## START

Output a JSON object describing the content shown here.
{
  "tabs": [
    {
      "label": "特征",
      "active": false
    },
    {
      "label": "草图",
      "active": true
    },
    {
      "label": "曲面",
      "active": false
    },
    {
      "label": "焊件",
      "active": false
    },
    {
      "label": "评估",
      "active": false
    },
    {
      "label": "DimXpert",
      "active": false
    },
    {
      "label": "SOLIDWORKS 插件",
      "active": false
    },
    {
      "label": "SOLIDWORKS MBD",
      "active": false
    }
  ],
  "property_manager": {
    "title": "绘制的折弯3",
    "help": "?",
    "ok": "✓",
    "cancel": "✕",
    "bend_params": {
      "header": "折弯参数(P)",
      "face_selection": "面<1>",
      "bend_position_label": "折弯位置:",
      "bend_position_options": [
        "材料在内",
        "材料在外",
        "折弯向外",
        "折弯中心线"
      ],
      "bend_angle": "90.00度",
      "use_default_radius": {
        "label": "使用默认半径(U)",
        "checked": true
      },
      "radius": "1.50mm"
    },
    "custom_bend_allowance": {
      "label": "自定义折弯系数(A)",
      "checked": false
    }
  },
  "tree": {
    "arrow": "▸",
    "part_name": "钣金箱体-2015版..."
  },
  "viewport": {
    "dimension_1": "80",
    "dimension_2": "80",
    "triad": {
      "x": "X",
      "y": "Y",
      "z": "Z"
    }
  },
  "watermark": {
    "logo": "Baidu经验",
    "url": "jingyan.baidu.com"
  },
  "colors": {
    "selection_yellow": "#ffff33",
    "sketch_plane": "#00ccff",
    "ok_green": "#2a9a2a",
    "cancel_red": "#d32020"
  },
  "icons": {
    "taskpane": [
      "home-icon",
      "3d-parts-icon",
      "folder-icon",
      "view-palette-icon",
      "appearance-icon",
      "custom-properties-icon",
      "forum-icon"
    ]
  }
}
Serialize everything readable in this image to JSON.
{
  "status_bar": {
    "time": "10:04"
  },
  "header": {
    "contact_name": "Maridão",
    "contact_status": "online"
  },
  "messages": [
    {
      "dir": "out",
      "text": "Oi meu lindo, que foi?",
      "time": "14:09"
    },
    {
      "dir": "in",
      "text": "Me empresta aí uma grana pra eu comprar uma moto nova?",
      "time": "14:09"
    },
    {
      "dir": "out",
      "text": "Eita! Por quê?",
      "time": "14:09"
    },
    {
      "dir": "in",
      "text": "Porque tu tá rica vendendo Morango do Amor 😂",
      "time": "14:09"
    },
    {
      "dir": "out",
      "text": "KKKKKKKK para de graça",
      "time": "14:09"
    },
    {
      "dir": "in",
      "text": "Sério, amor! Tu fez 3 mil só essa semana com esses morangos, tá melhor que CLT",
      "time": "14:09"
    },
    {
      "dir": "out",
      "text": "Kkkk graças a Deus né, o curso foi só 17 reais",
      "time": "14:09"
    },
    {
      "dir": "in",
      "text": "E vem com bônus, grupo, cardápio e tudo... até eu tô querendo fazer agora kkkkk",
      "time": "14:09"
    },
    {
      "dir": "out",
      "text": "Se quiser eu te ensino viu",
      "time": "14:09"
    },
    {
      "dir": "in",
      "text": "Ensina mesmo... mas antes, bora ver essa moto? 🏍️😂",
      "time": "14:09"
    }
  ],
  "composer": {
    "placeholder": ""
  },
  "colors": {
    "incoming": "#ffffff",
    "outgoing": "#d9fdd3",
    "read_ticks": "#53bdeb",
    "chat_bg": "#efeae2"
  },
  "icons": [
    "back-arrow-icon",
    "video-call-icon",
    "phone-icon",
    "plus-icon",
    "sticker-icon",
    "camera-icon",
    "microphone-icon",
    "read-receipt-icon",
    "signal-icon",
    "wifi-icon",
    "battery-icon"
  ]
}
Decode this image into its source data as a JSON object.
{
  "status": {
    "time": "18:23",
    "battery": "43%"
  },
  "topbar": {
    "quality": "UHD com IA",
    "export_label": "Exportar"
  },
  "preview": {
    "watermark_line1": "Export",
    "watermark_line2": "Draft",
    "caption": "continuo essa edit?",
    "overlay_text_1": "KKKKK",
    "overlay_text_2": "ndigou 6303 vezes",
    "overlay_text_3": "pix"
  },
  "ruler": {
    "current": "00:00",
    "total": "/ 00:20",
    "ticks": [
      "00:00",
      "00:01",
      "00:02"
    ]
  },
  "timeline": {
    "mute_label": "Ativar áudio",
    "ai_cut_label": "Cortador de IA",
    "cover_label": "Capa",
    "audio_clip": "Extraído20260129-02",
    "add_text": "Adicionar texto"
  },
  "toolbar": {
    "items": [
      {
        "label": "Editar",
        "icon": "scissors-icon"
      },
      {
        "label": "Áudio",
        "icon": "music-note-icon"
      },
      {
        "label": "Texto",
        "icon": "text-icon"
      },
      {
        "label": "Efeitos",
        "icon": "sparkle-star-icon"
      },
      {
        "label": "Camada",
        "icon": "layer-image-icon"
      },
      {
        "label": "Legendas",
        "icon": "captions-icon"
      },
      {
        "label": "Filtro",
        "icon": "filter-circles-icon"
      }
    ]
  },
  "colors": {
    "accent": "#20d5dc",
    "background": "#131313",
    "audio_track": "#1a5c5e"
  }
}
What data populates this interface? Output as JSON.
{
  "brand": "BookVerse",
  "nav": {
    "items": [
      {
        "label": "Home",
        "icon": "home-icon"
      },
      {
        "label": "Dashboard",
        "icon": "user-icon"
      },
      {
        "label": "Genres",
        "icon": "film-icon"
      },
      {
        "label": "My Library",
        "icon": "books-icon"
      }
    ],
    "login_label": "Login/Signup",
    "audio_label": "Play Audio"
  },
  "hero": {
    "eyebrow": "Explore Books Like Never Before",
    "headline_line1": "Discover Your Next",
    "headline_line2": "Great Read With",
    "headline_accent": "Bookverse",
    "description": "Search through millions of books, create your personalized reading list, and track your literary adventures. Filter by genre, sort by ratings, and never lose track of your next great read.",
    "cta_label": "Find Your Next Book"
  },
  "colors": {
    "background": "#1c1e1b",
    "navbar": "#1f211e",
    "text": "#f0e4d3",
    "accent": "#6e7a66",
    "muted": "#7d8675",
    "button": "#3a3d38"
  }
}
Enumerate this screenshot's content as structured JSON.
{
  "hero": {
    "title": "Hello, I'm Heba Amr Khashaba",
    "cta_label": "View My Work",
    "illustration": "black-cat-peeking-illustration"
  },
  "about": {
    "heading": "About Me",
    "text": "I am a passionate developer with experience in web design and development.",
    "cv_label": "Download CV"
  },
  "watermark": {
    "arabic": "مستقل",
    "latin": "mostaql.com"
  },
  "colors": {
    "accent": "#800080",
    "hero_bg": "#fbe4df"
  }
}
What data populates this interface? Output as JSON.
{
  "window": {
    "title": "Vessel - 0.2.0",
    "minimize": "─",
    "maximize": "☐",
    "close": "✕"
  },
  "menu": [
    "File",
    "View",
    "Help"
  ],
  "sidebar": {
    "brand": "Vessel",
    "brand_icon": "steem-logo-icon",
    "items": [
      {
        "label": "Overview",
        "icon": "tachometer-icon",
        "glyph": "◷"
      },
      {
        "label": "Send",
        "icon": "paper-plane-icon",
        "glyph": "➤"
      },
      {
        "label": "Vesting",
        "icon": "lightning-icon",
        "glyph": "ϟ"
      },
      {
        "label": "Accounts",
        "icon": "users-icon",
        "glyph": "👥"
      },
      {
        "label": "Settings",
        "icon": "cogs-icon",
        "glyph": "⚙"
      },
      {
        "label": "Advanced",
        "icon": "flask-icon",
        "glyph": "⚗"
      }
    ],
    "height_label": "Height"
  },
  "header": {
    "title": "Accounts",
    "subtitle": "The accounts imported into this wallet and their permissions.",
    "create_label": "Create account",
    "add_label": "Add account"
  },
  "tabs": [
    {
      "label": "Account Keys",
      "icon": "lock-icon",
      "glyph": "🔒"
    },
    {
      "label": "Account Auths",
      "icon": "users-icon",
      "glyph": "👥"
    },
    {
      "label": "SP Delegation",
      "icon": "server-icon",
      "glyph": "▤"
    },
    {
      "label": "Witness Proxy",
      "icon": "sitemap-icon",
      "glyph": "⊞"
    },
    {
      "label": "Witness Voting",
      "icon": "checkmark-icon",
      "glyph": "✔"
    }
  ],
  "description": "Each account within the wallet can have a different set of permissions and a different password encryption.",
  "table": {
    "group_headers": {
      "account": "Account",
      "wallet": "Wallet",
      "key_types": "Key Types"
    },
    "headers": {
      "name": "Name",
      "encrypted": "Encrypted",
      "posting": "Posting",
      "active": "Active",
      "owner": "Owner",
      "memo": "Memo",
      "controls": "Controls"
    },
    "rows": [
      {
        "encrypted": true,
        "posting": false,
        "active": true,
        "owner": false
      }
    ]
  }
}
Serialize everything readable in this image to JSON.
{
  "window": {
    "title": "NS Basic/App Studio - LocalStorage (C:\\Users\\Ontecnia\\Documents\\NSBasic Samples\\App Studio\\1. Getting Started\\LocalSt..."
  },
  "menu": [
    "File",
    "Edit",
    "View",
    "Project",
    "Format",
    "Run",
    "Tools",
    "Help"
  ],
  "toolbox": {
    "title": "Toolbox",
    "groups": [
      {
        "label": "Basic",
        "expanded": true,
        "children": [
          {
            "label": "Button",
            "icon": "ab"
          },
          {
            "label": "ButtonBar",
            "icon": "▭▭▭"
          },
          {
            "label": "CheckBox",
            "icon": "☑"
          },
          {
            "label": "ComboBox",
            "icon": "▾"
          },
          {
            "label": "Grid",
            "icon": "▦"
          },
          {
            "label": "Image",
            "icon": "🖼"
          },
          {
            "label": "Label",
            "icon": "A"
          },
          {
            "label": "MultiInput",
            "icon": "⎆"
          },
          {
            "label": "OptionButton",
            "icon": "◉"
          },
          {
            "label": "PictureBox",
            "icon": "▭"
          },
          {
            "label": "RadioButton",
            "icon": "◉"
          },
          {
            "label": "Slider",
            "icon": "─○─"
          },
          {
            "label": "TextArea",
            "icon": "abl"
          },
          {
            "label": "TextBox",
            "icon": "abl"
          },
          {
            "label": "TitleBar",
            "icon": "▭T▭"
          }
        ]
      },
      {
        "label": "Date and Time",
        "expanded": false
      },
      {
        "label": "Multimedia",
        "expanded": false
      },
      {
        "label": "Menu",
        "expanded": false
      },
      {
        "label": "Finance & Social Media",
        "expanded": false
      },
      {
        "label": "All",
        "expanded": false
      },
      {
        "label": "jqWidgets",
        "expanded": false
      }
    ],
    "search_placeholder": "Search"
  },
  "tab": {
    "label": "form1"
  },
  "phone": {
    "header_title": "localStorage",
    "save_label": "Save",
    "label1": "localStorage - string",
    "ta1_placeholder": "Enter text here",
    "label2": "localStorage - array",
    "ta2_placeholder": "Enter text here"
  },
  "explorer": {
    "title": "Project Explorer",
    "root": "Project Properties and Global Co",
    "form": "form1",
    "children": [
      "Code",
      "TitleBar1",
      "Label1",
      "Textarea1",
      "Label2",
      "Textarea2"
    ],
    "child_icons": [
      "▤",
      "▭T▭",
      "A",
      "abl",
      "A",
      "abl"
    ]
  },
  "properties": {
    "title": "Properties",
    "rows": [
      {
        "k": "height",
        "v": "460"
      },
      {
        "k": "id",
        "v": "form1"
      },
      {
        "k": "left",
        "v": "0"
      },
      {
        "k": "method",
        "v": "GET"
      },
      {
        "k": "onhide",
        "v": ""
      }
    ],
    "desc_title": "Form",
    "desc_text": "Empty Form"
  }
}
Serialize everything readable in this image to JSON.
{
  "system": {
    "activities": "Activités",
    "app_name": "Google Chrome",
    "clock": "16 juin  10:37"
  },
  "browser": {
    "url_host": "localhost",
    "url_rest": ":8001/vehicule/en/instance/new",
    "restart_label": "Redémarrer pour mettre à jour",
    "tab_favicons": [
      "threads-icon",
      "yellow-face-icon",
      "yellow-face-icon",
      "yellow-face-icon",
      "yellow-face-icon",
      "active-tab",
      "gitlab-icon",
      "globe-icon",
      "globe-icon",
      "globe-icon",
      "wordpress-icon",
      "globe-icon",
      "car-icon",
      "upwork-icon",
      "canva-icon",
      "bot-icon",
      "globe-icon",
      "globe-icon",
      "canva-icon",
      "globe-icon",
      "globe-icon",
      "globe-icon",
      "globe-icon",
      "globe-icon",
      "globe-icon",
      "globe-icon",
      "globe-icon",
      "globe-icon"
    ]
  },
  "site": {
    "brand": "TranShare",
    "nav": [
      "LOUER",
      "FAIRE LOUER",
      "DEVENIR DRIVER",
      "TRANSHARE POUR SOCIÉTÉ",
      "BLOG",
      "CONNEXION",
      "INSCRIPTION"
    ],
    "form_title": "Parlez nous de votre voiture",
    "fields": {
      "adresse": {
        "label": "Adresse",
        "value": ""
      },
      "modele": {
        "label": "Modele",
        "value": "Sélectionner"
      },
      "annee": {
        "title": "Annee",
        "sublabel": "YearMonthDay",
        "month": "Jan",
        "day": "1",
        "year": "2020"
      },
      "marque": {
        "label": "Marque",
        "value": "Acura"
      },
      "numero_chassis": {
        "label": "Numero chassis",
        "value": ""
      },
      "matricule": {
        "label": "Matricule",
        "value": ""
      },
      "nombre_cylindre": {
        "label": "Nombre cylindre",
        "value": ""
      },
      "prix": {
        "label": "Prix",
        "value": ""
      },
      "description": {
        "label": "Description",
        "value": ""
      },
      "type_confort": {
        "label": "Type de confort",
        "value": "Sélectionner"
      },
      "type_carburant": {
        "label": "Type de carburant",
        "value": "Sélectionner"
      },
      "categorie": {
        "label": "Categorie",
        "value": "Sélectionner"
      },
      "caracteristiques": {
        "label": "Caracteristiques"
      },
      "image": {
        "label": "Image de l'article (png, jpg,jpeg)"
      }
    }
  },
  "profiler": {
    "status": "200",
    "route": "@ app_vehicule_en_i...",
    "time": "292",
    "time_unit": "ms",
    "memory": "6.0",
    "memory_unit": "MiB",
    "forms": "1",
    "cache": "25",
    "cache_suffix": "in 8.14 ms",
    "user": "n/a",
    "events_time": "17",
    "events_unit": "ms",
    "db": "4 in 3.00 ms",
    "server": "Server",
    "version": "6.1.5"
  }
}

## END

# WORK TO COMPLETE
Copy down every line of the material above that includes the string "here".

# SOLUTION TO THE EXERCISE
Output a JSON object describing the content shown here.
    "ta1_placeholder": "Enter text here",
    "ta2_placeholder": "Enter text here"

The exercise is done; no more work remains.